**TO BE DONE**.
Within the records that follow, find every line containing the string "Func". Copy those lines.

A block of data
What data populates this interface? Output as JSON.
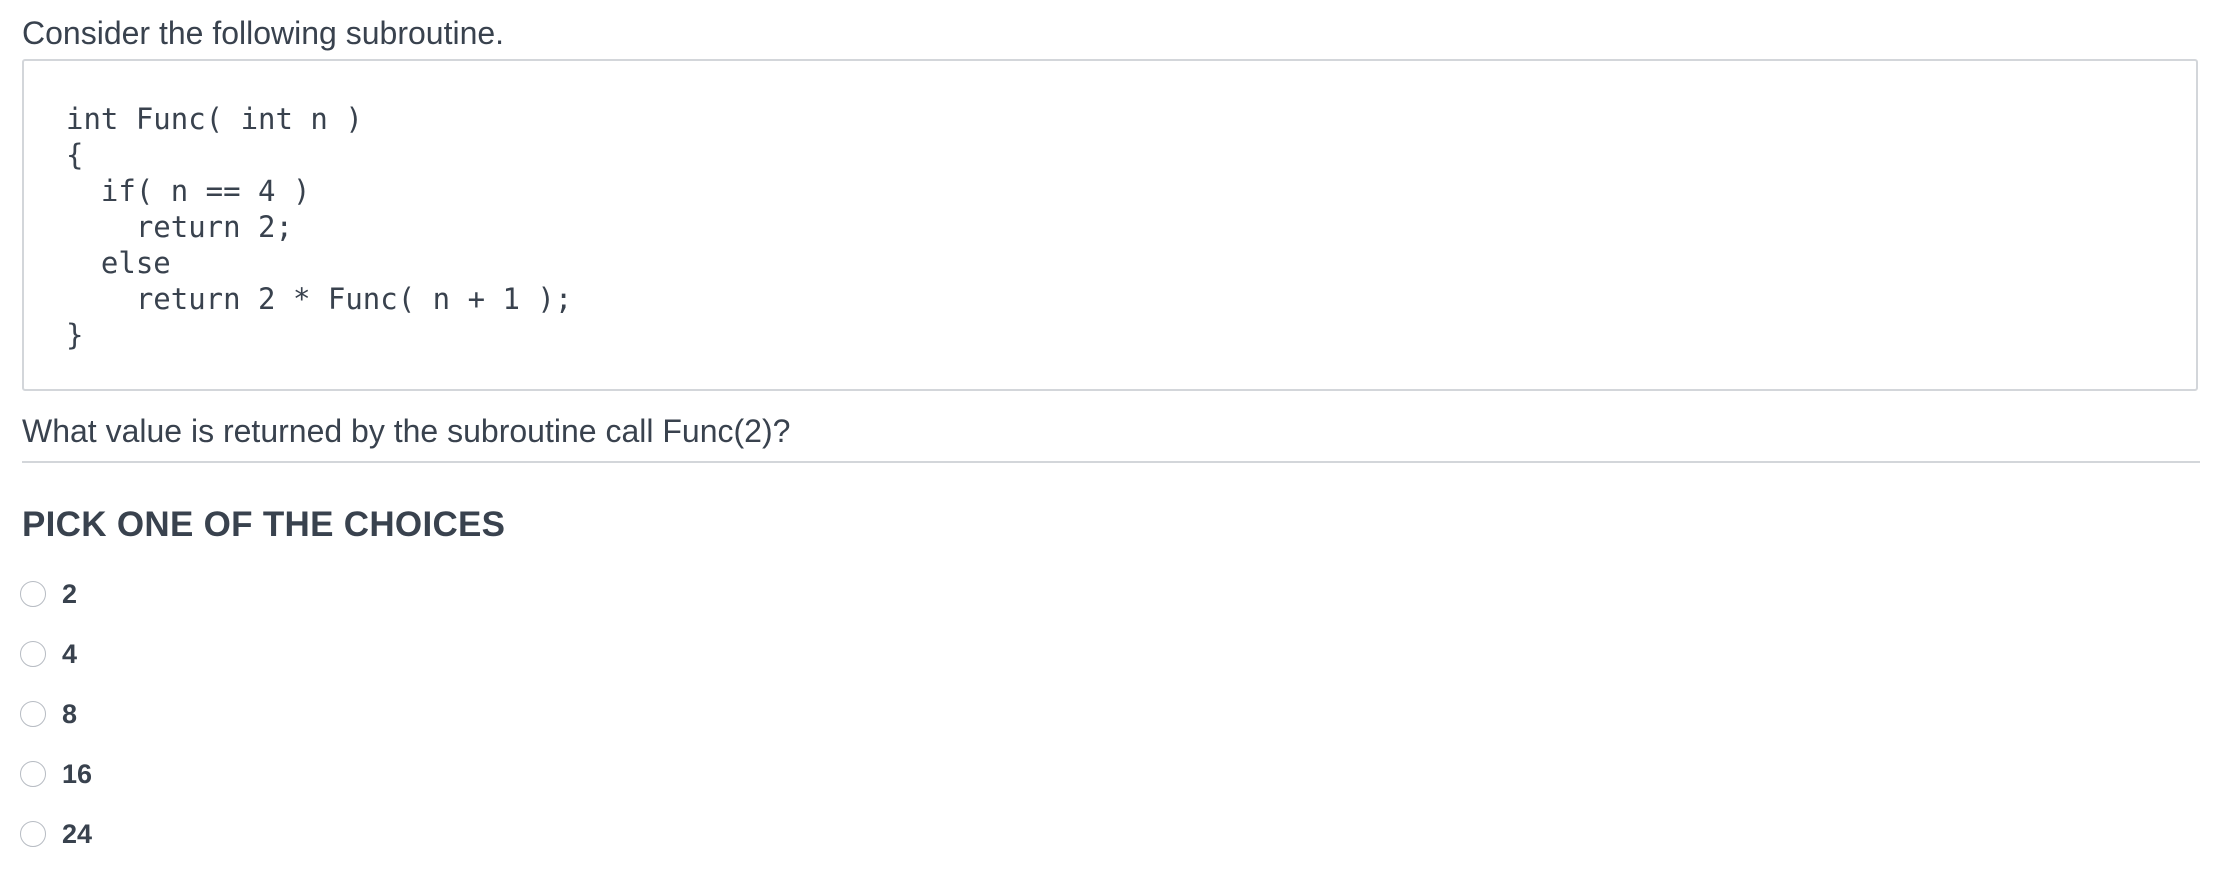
{
  "question": {
    "intro": "Consider the following subroutine.",
    "code_lines": [
      "int Func( int n )",
      "{",
      "  if( n == 4 )",
      "    return 2;",
      "  else",
      "    return 2 * Func( n + 1 );",
      "}"
    ],
    "prompt": "What value is returned by the subroutine call Func(2)?"
  },
  "choices_section": {
    "heading": "PICK ONE OF THE CHOICES",
    "options": [
      {
        "label": "2",
        "selected": false
      },
      {
        "label": "4",
        "selected": false
      },
      {
        "label": "8",
        "selected": false
      },
      {
        "label": "16",
        "selected": false
      },
      {
        "label": "24",
        "selected": false
      }
    ]
  }
}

**SOLUTION TO THIS TASK**.
      "int Func( int n )",
      "    return 2 * Func( n + 1 );",
    "prompt": "What value is returned by the subroutine call Func(2)?"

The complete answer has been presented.